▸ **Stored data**
------------------------------------------------

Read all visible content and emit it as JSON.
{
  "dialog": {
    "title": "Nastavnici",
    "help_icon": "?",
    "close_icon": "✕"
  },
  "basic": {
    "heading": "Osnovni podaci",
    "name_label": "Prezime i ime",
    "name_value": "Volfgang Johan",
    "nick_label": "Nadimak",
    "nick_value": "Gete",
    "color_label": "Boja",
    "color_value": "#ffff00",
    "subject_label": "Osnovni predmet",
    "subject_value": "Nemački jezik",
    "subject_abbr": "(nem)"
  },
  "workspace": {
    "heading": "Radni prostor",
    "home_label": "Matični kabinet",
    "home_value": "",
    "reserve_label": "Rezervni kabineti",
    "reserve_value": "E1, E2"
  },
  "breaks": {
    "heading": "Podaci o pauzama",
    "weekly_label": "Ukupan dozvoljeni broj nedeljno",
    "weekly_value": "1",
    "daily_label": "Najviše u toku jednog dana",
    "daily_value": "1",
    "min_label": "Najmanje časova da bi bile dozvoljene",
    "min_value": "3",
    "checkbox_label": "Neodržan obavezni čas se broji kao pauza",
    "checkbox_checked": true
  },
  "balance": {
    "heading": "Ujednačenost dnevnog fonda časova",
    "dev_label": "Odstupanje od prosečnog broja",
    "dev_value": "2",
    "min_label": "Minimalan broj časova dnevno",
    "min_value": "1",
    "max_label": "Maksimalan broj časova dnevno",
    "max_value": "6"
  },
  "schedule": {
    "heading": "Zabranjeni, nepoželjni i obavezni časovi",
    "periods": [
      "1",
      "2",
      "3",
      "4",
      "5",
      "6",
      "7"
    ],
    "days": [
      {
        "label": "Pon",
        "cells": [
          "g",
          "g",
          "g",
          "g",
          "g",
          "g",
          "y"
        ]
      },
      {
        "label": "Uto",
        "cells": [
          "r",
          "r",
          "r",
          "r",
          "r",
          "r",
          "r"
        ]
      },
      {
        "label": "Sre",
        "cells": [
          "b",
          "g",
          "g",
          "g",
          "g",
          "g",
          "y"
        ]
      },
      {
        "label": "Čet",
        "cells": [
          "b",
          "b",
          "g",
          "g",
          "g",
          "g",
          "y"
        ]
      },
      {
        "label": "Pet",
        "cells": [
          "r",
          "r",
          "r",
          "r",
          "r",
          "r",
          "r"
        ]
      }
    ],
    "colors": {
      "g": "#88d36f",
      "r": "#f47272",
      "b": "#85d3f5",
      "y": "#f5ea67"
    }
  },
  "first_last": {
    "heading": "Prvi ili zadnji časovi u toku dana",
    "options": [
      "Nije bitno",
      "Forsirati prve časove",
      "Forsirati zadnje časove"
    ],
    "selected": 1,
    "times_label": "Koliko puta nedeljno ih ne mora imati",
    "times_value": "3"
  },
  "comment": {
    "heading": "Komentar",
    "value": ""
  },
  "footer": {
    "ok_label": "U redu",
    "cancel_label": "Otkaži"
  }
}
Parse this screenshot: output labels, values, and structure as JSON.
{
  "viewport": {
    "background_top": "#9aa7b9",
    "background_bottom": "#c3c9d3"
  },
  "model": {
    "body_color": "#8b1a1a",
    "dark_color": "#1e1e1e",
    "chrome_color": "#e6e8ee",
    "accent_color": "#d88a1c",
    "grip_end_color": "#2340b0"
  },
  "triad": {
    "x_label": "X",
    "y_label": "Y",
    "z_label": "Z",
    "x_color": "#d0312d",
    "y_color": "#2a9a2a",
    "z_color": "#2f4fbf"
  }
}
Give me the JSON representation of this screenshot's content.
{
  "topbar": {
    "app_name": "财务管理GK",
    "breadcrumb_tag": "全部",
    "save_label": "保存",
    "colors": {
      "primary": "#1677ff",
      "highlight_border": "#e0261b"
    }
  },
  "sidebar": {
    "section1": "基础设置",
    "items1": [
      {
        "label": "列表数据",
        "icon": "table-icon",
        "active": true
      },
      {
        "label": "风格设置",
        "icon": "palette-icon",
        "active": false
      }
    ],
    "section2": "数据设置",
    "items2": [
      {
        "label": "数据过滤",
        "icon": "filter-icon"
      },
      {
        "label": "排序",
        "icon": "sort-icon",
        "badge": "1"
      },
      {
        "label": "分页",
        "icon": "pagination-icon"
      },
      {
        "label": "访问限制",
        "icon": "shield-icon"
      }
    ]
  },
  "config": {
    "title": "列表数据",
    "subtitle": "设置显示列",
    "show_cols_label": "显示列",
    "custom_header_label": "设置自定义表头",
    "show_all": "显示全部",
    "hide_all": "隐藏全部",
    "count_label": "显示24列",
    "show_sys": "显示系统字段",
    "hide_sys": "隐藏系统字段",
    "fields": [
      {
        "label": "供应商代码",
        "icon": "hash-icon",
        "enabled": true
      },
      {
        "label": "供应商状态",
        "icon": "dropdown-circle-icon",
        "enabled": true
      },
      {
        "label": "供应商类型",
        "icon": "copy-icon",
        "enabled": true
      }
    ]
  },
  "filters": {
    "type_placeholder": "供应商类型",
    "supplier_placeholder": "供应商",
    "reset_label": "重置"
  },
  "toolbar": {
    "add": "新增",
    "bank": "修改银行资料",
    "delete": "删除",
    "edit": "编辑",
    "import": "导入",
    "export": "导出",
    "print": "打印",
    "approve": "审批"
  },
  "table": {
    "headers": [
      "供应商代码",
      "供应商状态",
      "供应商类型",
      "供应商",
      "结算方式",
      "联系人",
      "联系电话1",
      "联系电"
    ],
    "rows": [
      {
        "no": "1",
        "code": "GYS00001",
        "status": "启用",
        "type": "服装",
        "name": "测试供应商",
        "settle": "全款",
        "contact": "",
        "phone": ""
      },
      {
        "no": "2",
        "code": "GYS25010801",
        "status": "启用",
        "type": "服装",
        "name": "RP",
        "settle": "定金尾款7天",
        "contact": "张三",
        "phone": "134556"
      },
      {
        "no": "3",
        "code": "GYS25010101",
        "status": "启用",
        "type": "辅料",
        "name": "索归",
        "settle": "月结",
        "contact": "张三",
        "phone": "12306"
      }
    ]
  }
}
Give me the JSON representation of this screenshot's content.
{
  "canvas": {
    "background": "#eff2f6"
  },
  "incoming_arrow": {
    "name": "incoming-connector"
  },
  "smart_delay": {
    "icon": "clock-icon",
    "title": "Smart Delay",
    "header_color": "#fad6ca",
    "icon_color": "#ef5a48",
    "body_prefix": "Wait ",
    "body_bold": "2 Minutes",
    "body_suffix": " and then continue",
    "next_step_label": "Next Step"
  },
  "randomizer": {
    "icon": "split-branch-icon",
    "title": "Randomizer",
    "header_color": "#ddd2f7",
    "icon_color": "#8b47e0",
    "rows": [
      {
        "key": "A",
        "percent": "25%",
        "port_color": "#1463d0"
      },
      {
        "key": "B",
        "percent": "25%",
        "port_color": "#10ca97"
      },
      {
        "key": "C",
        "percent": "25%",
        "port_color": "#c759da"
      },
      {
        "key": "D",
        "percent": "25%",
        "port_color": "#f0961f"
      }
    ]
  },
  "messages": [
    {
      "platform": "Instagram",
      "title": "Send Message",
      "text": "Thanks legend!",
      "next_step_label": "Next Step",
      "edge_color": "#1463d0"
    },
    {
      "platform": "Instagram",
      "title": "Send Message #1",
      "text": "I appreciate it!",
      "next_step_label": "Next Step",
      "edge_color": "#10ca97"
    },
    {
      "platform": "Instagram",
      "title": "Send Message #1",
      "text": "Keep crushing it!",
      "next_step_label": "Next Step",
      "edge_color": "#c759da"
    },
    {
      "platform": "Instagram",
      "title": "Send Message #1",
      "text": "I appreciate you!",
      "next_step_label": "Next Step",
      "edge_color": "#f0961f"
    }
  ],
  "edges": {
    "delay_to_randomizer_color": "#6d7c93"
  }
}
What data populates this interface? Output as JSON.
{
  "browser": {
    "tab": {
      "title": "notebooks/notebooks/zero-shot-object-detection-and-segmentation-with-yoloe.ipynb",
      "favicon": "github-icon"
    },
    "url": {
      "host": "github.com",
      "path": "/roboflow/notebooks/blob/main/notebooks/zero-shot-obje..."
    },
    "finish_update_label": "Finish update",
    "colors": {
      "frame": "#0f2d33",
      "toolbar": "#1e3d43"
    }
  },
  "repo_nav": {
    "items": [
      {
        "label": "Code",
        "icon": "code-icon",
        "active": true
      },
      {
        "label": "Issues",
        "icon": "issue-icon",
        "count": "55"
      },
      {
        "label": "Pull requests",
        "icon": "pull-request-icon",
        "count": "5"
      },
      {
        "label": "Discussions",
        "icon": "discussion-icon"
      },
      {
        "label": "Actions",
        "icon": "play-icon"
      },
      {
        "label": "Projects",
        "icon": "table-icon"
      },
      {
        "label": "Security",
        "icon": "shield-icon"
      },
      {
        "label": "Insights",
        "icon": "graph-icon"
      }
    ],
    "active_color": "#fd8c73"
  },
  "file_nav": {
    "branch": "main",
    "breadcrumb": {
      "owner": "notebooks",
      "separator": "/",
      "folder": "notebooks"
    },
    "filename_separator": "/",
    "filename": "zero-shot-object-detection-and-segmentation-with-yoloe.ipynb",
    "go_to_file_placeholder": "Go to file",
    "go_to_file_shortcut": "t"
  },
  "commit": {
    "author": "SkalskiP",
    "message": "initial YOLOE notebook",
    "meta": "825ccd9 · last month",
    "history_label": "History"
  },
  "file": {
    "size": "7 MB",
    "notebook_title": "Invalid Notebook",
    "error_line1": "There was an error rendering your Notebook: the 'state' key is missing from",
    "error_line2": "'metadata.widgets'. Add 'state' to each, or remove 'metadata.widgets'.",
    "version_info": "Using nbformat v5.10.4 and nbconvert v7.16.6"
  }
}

------------------------------------------------

▸ **Written instruction**
From the records given above, copy all lines containing "časove".

▸ **The result**
      "Forsirati prve časove",
      "Forsirati zadnje časove"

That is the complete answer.